Dalam sistem islam jawa makna sholatmu” dalam ayat tersebut mengacu
pada sholat syariat atau lahir, dan sholat wustha pada sholat hati.
Secara lahir sholat dilakukan dengan berdiri, membaca al-fatihah, sujud,
duduk dan sebagainya, yang melibatkan keseluruhan anggota badan. Inilah
sholat jasmani dan fisikal karena semua gerakan badan berlaku dalam
semua sholat, maka dalam ayat tersebut disebut shalawati (segala
shalat), yang berarti jamak. Dan ini menjadi bagian pertama, yakni
bagian lahiriah.
Bagian kedua adalah shalat wustha. Yang di maksud secara sufistik
adalah shalat hati. Wustha dapat diartikan pertengahan atau
tengah-tengah. Karena hati terletak di tengah ,yakni di tengah”diri”,
maka dikatakan shalat wustha sebagai shalat hati. Tujuan sholat ini
adalah untuk mencapai kedamaian dan ketentraman hati. Hati terletak di
tengah-tengah, antara kanan dan kiri, antara depan dan belakang, antara
bawah dan atas, dan antara baik dan jahat. Hati menjadi titik tengah,
poin pertimbangan. Hati juga di ibaratkan berada diantara dua jari
Allah, dimana Allah membolak-balikkan kemana saja yang ia kehendaki.
Maksud dari dua jari Allah adalah dua sifat Allah, yaitu sifat yang Maha
Menghukum dan Mengazab dengan sifat yang indah, yang kasih sayang, yang
lemah lembut.

○ ○ ○ ○ ○ ○ ○

Sebutkan semua pasangan yang, menurut teks tentang sholat di atas, mengapit letak hati di tengah-tengahnya.

○ ○ ○ ○ ○ ○ ○

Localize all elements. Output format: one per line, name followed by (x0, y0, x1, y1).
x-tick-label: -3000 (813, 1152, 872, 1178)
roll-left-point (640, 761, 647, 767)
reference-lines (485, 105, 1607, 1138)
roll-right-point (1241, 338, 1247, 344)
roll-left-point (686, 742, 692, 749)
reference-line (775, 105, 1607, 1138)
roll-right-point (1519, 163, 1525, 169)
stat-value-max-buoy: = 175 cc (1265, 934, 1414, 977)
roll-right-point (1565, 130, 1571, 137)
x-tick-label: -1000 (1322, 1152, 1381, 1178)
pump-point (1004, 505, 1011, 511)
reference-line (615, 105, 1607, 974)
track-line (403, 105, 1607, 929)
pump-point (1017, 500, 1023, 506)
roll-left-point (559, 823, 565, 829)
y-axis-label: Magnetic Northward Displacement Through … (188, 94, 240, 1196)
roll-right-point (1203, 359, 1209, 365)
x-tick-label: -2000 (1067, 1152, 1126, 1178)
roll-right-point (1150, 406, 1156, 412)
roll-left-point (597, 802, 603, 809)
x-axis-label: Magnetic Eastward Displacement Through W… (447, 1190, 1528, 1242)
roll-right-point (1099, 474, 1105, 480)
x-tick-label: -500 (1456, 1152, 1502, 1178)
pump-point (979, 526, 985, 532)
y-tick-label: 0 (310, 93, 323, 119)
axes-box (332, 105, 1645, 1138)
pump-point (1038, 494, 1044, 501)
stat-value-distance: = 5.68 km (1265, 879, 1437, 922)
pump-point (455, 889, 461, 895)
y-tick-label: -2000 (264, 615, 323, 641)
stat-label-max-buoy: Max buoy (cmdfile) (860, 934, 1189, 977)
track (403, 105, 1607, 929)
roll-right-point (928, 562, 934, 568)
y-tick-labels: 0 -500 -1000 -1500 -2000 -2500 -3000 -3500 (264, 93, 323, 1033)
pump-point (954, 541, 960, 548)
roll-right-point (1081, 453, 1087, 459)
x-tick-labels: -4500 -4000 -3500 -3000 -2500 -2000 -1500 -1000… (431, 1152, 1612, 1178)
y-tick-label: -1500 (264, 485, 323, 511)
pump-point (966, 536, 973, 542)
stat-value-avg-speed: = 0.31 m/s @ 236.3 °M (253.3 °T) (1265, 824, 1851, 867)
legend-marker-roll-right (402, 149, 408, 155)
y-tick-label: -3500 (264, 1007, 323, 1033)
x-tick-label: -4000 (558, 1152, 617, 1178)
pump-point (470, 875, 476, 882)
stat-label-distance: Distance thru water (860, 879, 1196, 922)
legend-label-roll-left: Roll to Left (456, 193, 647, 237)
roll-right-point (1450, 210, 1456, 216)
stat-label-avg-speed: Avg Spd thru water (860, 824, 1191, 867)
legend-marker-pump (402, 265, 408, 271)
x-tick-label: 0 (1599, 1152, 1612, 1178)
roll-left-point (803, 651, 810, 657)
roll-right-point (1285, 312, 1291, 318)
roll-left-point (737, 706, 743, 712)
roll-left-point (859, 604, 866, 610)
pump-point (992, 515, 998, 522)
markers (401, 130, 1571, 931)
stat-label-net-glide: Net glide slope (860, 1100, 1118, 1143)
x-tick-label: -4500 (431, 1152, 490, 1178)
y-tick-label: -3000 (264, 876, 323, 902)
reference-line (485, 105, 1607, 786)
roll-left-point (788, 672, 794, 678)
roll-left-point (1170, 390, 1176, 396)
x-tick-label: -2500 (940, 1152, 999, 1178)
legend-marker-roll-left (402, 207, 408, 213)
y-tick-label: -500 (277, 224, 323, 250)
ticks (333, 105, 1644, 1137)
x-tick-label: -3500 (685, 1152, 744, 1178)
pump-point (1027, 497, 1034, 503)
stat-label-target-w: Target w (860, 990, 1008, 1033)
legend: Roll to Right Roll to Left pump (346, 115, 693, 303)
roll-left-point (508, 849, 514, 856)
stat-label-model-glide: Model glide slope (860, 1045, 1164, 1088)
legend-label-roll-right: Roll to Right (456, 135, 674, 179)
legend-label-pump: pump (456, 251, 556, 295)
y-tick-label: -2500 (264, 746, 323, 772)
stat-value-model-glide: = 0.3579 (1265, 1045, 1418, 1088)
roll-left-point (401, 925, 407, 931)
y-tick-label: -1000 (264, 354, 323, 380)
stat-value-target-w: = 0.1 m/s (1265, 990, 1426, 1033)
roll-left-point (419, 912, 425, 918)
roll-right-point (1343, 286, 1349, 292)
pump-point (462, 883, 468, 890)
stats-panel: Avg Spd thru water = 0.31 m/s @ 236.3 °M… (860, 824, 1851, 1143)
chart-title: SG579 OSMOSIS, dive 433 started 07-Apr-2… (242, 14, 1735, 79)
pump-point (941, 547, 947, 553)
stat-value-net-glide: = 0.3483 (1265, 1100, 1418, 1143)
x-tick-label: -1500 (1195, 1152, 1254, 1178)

○ ○ ○ ○ ○ ○ ○

▸ Hasil Latihan
- kanan dan kiri
- depan dan belakang
- bawah dan atas
- baik dan jahat